* _Task directions_
Select all lines in the records that include "number".

* _Listed entries_

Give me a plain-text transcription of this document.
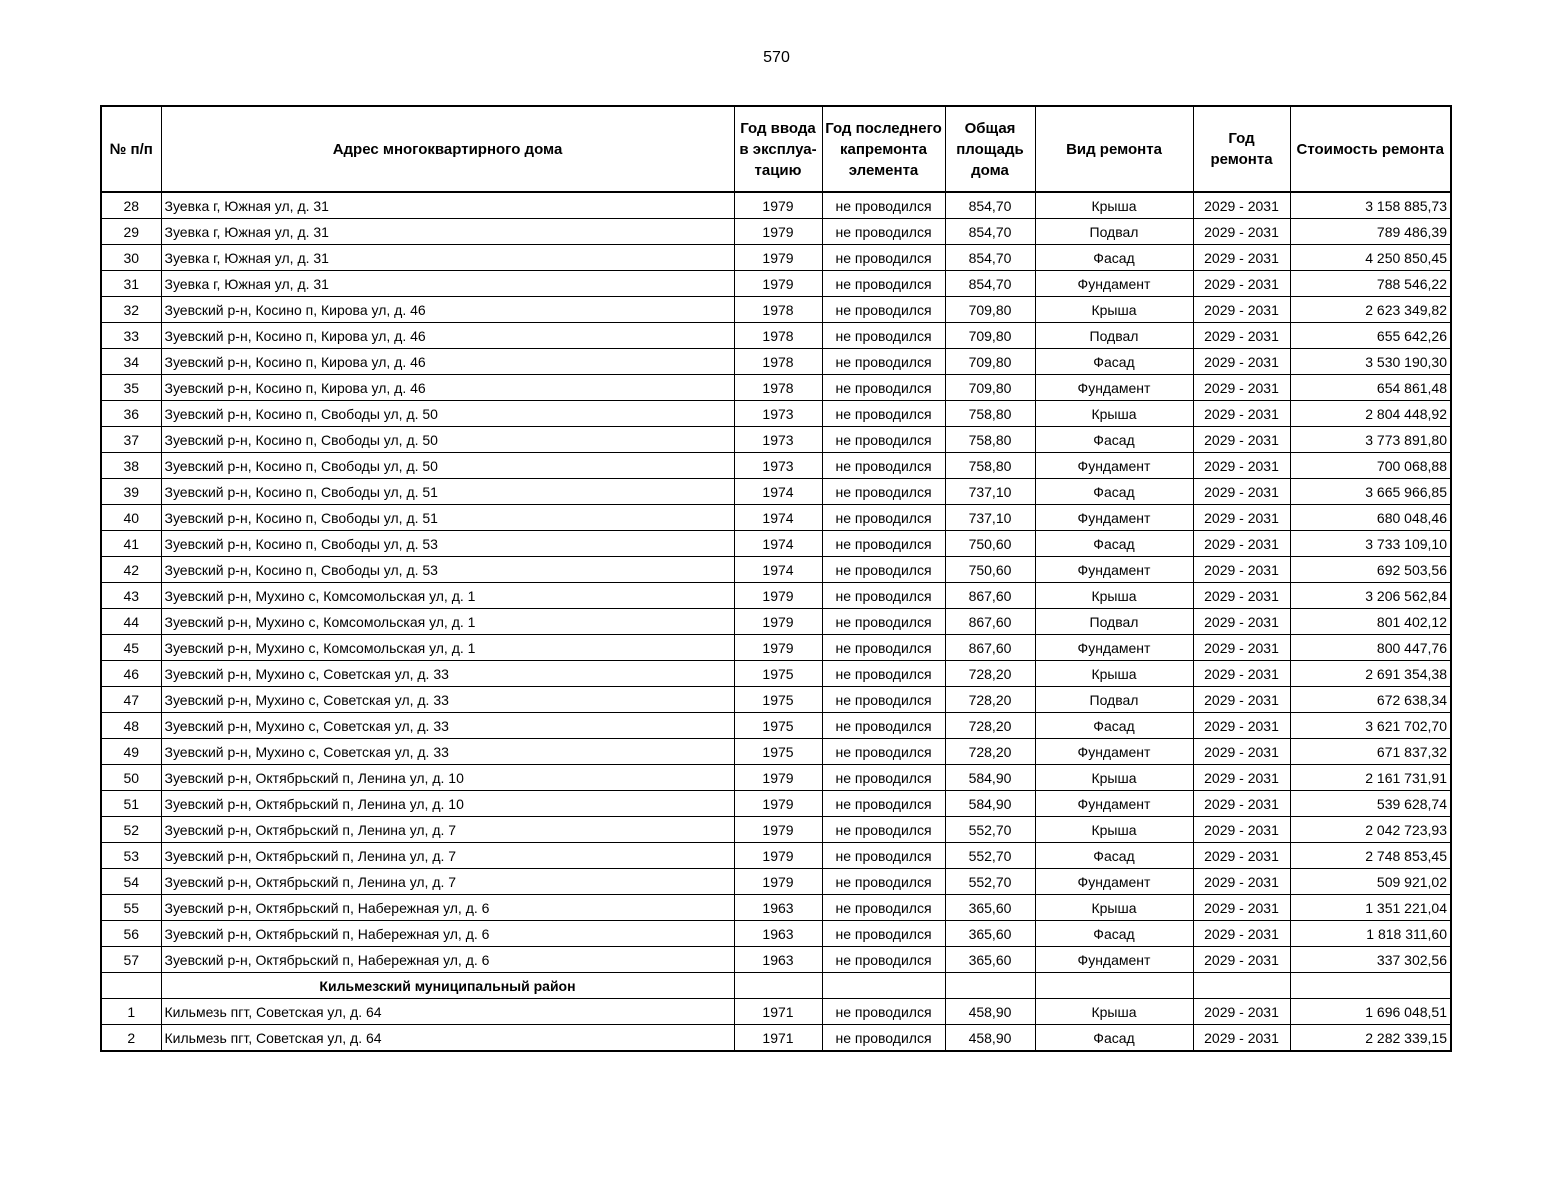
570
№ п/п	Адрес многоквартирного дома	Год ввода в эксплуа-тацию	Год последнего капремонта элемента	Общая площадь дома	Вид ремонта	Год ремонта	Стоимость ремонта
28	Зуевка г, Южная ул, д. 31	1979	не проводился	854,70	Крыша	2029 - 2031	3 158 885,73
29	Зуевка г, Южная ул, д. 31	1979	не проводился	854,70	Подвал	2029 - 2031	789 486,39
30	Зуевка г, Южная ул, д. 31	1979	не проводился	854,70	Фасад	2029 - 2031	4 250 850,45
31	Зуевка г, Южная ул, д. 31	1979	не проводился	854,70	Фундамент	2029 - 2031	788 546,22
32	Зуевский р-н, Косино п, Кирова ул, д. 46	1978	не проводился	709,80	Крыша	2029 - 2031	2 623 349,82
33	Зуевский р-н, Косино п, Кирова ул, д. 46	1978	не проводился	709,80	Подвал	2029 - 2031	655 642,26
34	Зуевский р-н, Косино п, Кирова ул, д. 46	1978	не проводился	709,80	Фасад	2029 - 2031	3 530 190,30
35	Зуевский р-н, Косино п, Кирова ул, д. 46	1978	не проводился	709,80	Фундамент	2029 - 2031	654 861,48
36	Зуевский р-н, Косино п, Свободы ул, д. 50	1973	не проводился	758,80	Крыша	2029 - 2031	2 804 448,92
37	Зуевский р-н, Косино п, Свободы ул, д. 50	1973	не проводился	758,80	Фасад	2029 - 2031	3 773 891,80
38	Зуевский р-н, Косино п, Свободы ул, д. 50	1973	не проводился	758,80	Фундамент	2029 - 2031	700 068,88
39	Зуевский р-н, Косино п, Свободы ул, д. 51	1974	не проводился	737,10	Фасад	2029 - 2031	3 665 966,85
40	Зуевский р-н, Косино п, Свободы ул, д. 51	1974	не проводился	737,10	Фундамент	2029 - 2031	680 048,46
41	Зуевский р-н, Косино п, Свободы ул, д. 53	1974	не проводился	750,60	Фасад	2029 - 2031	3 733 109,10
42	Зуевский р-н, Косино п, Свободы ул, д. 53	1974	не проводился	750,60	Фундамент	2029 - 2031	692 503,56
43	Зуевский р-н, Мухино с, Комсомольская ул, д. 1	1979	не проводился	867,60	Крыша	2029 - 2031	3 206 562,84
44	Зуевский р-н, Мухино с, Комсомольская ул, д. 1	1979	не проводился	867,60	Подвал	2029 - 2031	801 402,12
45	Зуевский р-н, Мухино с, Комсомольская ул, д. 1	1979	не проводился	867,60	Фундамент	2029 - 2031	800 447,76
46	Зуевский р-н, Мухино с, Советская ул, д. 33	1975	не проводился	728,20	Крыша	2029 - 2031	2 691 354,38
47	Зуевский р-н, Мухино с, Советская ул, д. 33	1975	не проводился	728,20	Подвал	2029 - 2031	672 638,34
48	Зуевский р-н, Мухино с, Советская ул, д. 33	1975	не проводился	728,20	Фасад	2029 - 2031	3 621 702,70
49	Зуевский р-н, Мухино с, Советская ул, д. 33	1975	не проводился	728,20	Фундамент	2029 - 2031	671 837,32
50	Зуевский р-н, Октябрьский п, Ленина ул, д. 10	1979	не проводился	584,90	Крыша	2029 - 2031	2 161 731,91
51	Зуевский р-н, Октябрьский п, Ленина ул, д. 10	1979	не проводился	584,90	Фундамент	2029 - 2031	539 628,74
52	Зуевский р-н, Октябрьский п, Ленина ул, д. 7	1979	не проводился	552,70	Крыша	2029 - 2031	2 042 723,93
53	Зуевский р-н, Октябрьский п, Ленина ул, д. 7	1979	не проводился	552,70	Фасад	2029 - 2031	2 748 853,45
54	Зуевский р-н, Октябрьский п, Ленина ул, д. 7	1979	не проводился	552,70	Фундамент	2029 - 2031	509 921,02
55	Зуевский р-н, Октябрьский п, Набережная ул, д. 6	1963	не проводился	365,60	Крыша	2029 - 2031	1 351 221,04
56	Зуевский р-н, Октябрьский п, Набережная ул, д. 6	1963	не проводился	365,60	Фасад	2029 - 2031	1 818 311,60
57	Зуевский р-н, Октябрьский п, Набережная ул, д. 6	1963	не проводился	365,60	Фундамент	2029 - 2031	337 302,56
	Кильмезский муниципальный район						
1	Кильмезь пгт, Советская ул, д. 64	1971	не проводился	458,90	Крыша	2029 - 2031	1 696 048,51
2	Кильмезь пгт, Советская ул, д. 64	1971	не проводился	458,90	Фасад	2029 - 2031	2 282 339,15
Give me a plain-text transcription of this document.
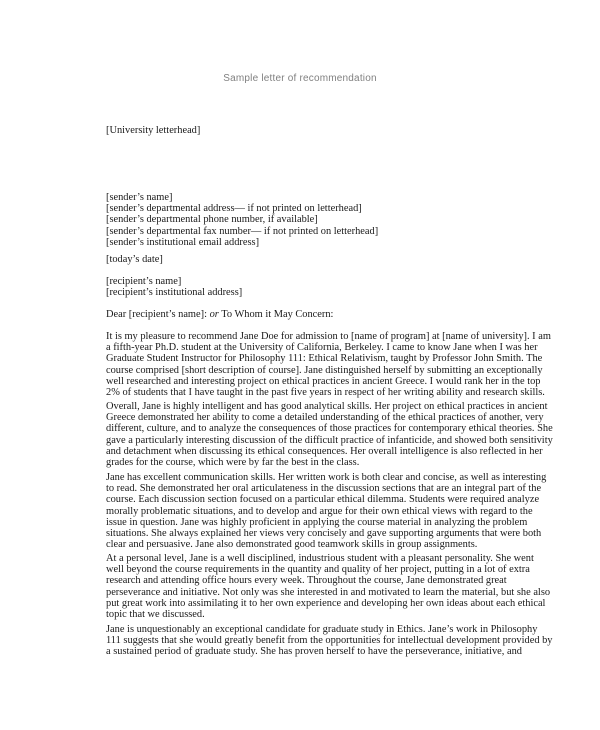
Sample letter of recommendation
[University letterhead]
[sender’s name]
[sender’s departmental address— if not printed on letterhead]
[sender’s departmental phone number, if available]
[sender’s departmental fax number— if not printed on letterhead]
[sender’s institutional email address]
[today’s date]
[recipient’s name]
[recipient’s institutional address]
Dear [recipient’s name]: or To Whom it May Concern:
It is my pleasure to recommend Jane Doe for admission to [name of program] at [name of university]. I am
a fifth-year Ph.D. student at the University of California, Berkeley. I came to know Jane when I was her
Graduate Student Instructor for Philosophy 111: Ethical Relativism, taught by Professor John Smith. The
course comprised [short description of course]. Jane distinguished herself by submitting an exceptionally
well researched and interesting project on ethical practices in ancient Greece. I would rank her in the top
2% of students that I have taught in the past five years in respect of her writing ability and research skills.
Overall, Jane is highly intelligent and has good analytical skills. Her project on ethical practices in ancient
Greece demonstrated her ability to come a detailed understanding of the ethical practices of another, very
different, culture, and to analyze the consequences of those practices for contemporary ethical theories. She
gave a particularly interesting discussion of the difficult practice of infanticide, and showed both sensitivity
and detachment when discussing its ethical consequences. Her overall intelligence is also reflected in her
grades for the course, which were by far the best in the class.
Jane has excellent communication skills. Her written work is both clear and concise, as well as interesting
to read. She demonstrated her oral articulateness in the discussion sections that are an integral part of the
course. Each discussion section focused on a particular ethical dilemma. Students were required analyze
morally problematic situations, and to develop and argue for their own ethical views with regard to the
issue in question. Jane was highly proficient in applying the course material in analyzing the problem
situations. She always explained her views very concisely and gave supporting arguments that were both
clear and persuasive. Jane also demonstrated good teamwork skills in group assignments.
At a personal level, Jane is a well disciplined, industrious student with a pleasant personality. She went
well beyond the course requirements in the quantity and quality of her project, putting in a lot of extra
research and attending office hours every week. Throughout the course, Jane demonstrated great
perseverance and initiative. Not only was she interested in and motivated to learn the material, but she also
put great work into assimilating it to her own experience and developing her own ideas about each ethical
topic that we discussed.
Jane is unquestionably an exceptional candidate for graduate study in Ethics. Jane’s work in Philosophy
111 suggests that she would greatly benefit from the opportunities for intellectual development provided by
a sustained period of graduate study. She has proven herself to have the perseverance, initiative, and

* _Exercise solution_
[sender’s departmental phone number, if available]
[sender’s departmental fax number— if not printed on letterhead]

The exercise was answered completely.